*** ENTRIES PROVIDED
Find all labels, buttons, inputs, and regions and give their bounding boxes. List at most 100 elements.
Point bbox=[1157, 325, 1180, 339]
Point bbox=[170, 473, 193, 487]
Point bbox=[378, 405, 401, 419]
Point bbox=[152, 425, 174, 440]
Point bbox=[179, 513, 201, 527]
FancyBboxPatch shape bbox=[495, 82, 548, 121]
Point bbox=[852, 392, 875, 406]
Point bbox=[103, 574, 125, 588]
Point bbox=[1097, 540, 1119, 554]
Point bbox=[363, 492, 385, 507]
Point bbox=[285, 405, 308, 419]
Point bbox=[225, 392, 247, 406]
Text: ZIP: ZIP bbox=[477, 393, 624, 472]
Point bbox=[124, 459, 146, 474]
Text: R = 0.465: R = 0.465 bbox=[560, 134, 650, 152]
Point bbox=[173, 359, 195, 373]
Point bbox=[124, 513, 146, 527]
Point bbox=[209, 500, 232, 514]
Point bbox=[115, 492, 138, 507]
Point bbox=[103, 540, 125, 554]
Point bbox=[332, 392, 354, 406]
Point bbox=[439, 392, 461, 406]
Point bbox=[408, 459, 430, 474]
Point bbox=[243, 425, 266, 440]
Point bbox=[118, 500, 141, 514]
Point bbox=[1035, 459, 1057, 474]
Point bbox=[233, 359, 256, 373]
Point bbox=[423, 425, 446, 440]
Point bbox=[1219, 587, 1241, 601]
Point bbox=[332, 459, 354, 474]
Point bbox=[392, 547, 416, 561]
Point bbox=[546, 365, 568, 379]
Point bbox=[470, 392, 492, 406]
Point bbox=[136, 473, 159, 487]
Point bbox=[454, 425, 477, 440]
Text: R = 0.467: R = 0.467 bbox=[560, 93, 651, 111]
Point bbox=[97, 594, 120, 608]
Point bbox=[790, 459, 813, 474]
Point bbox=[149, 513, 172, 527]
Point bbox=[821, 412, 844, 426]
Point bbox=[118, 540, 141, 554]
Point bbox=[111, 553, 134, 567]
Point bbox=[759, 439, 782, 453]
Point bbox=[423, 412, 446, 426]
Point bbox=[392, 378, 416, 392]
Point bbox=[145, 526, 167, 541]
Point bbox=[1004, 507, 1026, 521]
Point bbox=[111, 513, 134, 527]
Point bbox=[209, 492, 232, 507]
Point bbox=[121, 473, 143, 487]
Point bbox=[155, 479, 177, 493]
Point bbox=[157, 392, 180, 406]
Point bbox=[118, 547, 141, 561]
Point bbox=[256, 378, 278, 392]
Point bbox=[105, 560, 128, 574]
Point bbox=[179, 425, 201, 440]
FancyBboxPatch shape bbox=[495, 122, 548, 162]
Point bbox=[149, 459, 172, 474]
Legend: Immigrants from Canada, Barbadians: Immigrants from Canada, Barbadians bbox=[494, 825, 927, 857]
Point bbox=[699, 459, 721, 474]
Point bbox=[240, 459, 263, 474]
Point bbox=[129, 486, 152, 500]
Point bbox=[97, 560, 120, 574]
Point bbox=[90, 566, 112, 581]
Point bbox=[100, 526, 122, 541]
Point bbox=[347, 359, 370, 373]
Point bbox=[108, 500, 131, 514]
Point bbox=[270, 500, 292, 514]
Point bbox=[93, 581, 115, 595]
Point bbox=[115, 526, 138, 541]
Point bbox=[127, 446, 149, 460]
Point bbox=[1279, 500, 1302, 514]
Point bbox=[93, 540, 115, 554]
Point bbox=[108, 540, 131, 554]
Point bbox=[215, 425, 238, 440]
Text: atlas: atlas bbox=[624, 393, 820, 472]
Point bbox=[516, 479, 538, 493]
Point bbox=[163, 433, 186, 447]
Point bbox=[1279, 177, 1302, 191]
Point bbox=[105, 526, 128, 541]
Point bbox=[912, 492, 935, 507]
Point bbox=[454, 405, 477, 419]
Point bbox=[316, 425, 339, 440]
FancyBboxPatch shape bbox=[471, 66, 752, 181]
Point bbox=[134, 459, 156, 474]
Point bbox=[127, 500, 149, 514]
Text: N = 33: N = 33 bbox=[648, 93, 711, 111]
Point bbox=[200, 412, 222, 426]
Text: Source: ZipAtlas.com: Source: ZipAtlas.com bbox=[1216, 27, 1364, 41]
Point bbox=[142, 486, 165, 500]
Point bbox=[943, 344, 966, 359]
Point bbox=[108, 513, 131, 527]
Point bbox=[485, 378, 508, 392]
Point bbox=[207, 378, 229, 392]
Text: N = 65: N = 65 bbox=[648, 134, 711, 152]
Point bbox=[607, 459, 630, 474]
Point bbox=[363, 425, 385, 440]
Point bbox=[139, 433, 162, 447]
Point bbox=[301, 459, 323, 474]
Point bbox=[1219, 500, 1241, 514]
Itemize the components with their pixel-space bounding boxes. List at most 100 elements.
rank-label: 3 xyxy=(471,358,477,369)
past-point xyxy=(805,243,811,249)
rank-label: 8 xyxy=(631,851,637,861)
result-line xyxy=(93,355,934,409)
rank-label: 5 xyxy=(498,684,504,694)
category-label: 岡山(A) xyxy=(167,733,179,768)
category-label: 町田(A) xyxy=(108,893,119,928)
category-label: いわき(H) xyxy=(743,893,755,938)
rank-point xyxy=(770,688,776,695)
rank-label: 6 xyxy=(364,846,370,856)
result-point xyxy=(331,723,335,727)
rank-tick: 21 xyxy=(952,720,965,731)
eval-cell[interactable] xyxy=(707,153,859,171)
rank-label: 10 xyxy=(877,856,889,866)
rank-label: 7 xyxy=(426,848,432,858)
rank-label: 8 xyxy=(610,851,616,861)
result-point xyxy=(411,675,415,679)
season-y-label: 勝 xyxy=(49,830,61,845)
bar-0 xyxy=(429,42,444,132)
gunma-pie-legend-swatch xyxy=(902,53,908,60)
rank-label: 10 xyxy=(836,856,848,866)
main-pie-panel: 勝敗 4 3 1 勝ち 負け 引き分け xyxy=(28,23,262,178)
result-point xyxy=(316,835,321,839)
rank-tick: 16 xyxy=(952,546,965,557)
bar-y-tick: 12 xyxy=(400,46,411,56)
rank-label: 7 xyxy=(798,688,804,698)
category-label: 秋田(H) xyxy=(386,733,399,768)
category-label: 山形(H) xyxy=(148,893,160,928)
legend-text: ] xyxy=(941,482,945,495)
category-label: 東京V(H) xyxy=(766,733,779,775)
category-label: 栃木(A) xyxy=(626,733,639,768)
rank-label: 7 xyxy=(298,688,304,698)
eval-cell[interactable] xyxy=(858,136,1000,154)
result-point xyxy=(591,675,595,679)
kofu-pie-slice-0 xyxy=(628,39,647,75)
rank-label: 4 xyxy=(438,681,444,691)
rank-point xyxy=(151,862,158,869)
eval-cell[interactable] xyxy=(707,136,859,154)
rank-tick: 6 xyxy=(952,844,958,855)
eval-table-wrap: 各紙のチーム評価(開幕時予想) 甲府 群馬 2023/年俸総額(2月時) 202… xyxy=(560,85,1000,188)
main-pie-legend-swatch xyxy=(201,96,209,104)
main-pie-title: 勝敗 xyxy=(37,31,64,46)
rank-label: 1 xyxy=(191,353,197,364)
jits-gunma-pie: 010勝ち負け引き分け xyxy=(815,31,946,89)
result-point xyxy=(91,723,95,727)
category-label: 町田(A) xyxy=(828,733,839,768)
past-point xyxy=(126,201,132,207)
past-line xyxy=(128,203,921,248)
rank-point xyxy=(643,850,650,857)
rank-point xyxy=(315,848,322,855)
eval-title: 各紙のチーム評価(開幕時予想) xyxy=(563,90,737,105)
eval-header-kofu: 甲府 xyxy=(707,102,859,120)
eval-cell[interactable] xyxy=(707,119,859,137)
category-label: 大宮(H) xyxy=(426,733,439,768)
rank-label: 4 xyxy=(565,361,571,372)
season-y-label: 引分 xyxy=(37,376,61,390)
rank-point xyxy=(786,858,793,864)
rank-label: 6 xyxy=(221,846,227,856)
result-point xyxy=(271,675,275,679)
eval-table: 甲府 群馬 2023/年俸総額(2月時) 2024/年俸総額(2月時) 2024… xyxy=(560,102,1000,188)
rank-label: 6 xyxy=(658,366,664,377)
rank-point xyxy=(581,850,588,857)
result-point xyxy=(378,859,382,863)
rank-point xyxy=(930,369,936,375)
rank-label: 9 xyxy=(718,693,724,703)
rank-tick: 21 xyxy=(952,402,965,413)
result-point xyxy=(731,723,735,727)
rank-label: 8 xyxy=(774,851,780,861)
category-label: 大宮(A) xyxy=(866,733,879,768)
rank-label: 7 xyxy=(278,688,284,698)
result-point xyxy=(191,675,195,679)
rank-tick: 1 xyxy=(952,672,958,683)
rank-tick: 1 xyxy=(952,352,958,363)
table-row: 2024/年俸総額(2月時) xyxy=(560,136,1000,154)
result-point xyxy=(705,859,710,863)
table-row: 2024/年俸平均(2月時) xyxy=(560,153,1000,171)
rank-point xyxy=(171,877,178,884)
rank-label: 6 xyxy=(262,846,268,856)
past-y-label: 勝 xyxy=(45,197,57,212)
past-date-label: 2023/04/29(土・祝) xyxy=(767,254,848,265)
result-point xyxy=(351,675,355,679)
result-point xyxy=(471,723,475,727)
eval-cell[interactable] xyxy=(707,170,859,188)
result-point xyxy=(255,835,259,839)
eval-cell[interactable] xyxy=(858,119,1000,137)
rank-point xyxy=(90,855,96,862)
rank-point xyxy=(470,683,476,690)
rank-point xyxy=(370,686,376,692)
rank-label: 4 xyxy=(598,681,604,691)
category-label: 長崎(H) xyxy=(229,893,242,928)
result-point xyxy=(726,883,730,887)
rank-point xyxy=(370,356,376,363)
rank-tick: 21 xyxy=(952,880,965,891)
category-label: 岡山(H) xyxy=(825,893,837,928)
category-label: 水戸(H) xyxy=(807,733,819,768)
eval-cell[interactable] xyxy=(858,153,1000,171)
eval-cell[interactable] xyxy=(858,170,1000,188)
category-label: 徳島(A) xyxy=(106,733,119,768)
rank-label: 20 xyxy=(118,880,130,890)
******
(SHORT PROBLEM) Copy out the entries from their first line through the line containing "Point bbox=[363, 492, 385, 507]", including both of those lines.

(RESPONSE TO THE TASK)
Find all labels, buttons, inputs, and regions and give their bounding boxes. List at most 100 elements.
Point bbox=[1157, 325, 1180, 339]
Point bbox=[170, 473, 193, 487]
Point bbox=[378, 405, 401, 419]
Point bbox=[152, 425, 174, 440]
Point bbox=[179, 513, 201, 527]
FancyBboxPatch shape bbox=[495, 82, 548, 121]
Point bbox=[852, 392, 875, 406]
Point bbox=[103, 574, 125, 588]
Point bbox=[1097, 540, 1119, 554]
Point bbox=[363, 492, 385, 507]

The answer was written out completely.